* _INSTRUCTION_
Write out the full set of records exactly. Any pictures in them do not belong in the copy.

* _RECORDS FOR PROCESSING_
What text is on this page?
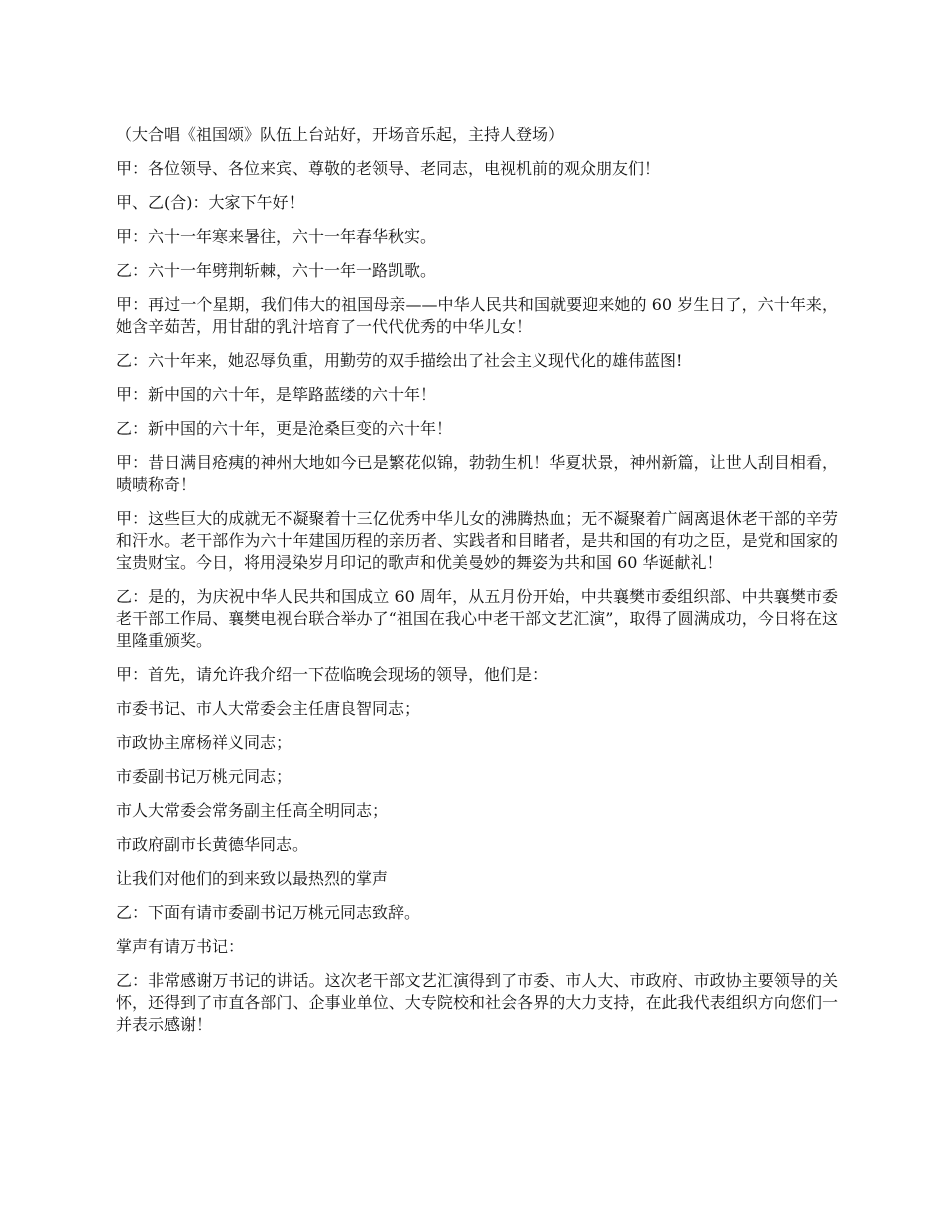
（大合唱《祖国颂》队伍上台站好，开场音乐起，主持人登场）

甲：各位领导、各位来宾、尊敬的老领导、老同志，电视机前的观众朋友们！

甲、乙(合)：大家下午好！

甲：六十一年寒来暑往，六十一年春华秋实。

乙：六十一年劈荆斩棘，六十一年一路凯歌。

甲：再过一个星期，我们伟大的祖国母亲——中华人民共和国就要迎来她的 60 岁生日了，六十年来，她含辛茹苦，用甘甜的乳汁培育了一代代优秀的中华儿女！

乙：六十年来，她忍辱负重，用勤劳的双手描绘出了社会主义现代化的雄伟蓝图!

甲：新中国的六十年，是筚路蓝缕的六十年！

乙：新中国的六十年，更是沧桑巨变的六十年！

甲：昔日满目疮痍的神州大地如今已是繁花似锦，勃勃生机！华夏状景，神州新篇，让世人刮目相看，啧啧称奇！

甲：这些巨大的成就无不凝聚着十三亿优秀中华儿女的沸腾热血；无不凝聚着广阔离退休老干部的辛劳和汗水。老干部作为六十年建国历程的亲历者、实践者和目睹者，是共和国的有功之臣，是党和国家的宝贵财宝。今日，将用浸染岁月印记的歌声和优美曼妙的舞姿为共和国 60 华诞献礼！

乙：是的，为庆祝中华人民共和国成立 60 周年，从五月份开始，中共襄樊市委组织部、中共襄樊市委老干部工作局、襄樊电视台联合举办了“祖国在我心中老干部文艺汇演”，取得了圆满成功，今日将在这里隆重颁奖。

甲：首先，请允许我介绍一下莅临晚会现场的领导，他们是：

市委书记、市人大常委会主任唐良智同志；

市政协主席杨祥义同志；

市委副书记万桃元同志；

市人大常委会常务副主任高全明同志；

市政府副市长黄德华同志。

让我们对他们的到来致以最热烈的掌声

乙：下面有请市委副书记万桃元同志致辞。

掌声有请万书记：

乙：非常感谢万书记的讲话。这次老干部文艺汇演得到了市委、市人大、市政府、市政协主要领导的关怀，还得到了市直各部门、企事业单位、大专院校和社会各界的大力支持，在此我代表组织方向您们一并表示感谢！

* _ANSWER TO THIS PROBLEM_
What text is on this page?
（大合唱《祖国颂》队伍上台站好，开场音乐起，主持人登场）

甲：各位领导、各位来宾、尊敬的老领导、老同志，电视机前的观众朋友们！

甲、乙(合)：大家下午好！

甲：六十一年寒来暑往，六十一年春华秋实。

乙：六十一年劈荆斩棘，六十一年一路凯歌。

甲：再过一个星期，我们伟大的祖国母亲——中华人民共和国就要迎来她的 60 岁生日了，六十年来，她含辛茹苦，用甘甜的乳汁培育了一代代优秀的中华儿女！

乙：六十年来，她忍辱负重，用勤劳的双手描绘出了社会主义现代化的雄伟蓝图!

甲：新中国的六十年，是筚路蓝缕的六十年！

乙：新中国的六十年，更是沧桑巨变的六十年！

甲：昔日满目疮痍的神州大地如今已是繁花似锦，勃勃生机！华夏状景，神州新篇，让世人刮目相看，啧啧称奇！

甲：这些巨大的成就无不凝聚着十三亿优秀中华儿女的沸腾热血；无不凝聚着广阔离退休老干部的辛劳和汗水。老干部作为六十年建国历程的亲历者、实践者和目睹者，是共和国的有功之臣，是党和国家的宝贵财宝。今日，将用浸染岁月印记的歌声和优美曼妙的舞姿为共和国 60 华诞献礼！

乙：是的，为庆祝中华人民共和国成立 60 周年，从五月份开始，中共襄樊市委组织部、中共襄樊市委老干部工作局、襄樊电视台联合举办了“祖国在我心中老干部文艺汇演”，取得了圆满成功，今日将在这里隆重颁奖。

甲：首先，请允许我介绍一下莅临晚会现场的领导，他们是：

市委书记、市人大常委会主任唐良智同志；

市政协主席杨祥义同志；

市委副书记万桃元同志；

市人大常委会常务副主任高全明同志；

市政府副市长黄德华同志。

让我们对他们的到来致以最热烈的掌声

乙：下面有请市委副书记万桃元同志致辞。

掌声有请万书记：

乙：非常感谢万书记的讲话。这次老干部文艺汇演得到了市委、市人大、市政府、市政协主要领导的关怀，还得到了市直各部门、企事业单位、大专院校和社会各界的大力支持，在此我代表组织方向您们一并表示感谢！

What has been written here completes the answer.